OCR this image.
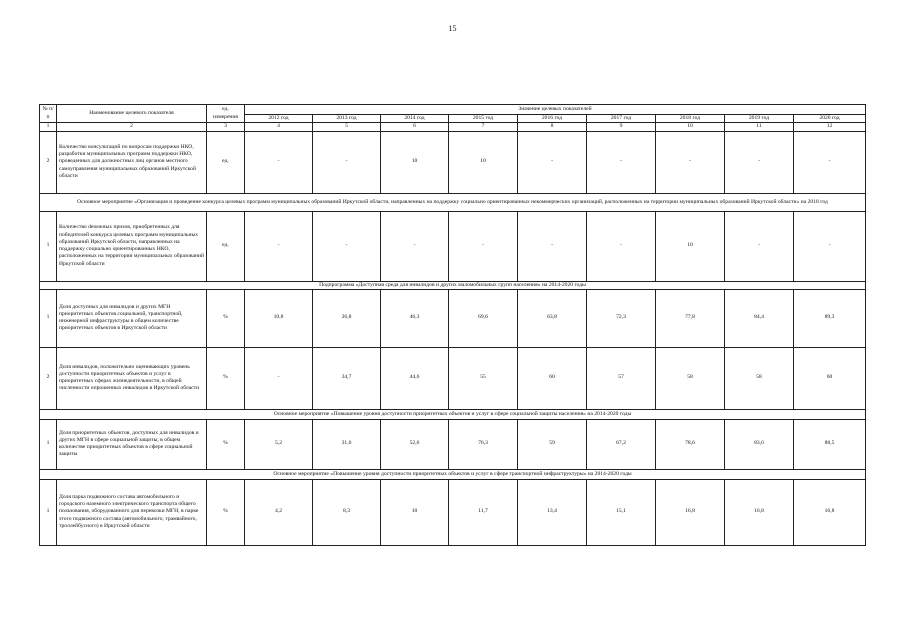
15
№ п/п	Наименование целевого показателя	ед. измерения	Значение целевых показателей								
			2012 год	2013 год	2014 год	2015 год	2016 год	2017 год	2018 год	2019 год	2020 год
1	2	3	4	5	6	7	8	9	10	11	12
2	Количество консультаций по вопросам поддержки НКО, разработки муниципальных программ поддержки НКО, проведенных для должностных лиц органов местного самоуправления муниципальных образований Иркутской области	ед.	-	-	10	10	-	-	-	-	-
Основное мероприятие «Организация и проведение конкурса целевых программ муниципальных образований Иркутской области, направленных на поддержку социально ориентированных некоммерческих организаций, расположенных на территории муниципальных образований Иркутской области» на 2018 год											
1	Количество denежных призов, приобретенных для победителей конкурса целевых программ муниципальных образований Иркутской области, направленных на поддержку социально ориентированных НКО, расположенных на территории муниципальных образований Иркутской области	ед.	-	-	-	-	-	-	10	-	-
Подпрограмма «Доступная среда для инвалидов и других маломобильных групп населения» на 2014-2020 годы											
1	Доля доступных для инвалидов и других МГН приоритетных объектов социальной, транспортной, инженерной инфраструктуры в общем количестве приоритетных объектов в Иркутской области	%	10,8	26,8	46,3	69,6	63,8	72,3	77,8	84,4	89,3
2	Доля инвалидов, положительно оценивающих уровень доступности приоритетных объектов и услуг в приоритетных сферах жизнедеятельности, в общей численности опрошенных инвалидов в Иркутской области	%	-	34,7	44,6	55	60	57	58	58	60
Основное мероприятие «Повышение уровня доступности приоритетных объектов и услуг в сфере социальной защиты населения» на 2014-2020 годы											
1	Доля приоритетных объектов, доступных для инвалидов и других МГН в сфере социальной защиты, в общем количестве приоритетных объектов в сфере социальной защиты	%	5,2	31,6	52,6	76,3	59	67,2	78,6	83,6	88,5
Основное мероприятие «Повышение уровня доступности приоритетных объектов и услуг в сфере транспортной инфраструктуры» на 2014-2020 годы											
1	Доля парка подвижного состава автомобильного и городского наземного электрического транспорта общего пользования, оборудованного для перевозки МГН, в парке этого подвижного состава (автомобильного, трамвайного, троллейбусного) в Иркутской области	%	4,2	8,3	10	11,7	13,4	15,1	16,8	16,8	16,8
· · ·
▸ Exercise
Extract the full listing above verbatim; pictures are to be left out of the copy.

▸ Correct output
OCR this image.
15
№ п/п	Наименование целевого показателя	ед. измерения	Значение целевых показателей								
			2012 год	2013 год	2014 год	2015 год	2016 год	2017 год	2018 год	2019 год	2020 год
1	2	3	4	5	6	7	8	9	10	11	12
2	Количество консультаций по вопросам поддержки НКО, разработки муниципальных программ поддержки НКО, проведенных для должностных лиц органов местного самоуправления муниципальных образований Иркутской области	ед.	-	-	10	10	-	-	-	-	-
Основное мероприятие «Организация и проведение конкурса целевых программ муниципальных образований Иркутской области, направленных на поддержку социально ориентированных некоммерческих организаций, расположенных на территории муниципальных образований Иркутской области» на 2018 год											
1	Количество denежных призов, приобретенных для победителей конкурса целевых программ муниципальных образований Иркутской области, направленных на поддержку социально ориентированных НКО, расположенных на территории муниципальных образований Иркутской области	ед.	-	-	-	-	-	-	10	-	-
Подпрограмма «Доступная среда для инвалидов и других маломобильных групп населения» на 2014-2020 годы											
1	Доля доступных для инвалидов и других МГН приоритетных объектов социальной, транспортной, инженерной инфраструктуры в общем количестве приоритетных объектов в Иркутской области	%	10,8	26,8	46,3	69,6	63,8	72,3	77,8	84,4	89,3
2	Доля инвалидов, положительно оценивающих уровень доступности приоритетных объектов и услуг в приоритетных сферах жизнедеятельности, в общей численности опрошенных инвалидов в Иркутской области	%	-	34,7	44,6	55	60	57	58	58	60
Основное мероприятие «Повышение уровня доступности приоритетных объектов и услуг в сфере социальной защиты населения» на 2014-2020 годы											
1	Доля приоритетных объектов, доступных для инвалидов и других МГН в сфере социальной защиты, в общем количестве приоритетных объектов в сфере социальной защиты	%	5,2	31,6	52,6	76,3	59	67,2	78,6	83,6	88,5
Основное мероприятие «Повышение уровня доступности приоритетных объектов и услуг в сфере транспортной инфраструктуры» на 2014-2020 годы											
1	Доля парка подвижного состава автомобильного и городского наземного электрического транспорта общего пользования, оборудованного для перевозки МГН, в парке этого подвижного состава (автомобильного, трамвайного, троллейбусного) в Иркутской области	%	4,2	8,3	10	11,7	13,4	15,1	16,8	16,8	16,8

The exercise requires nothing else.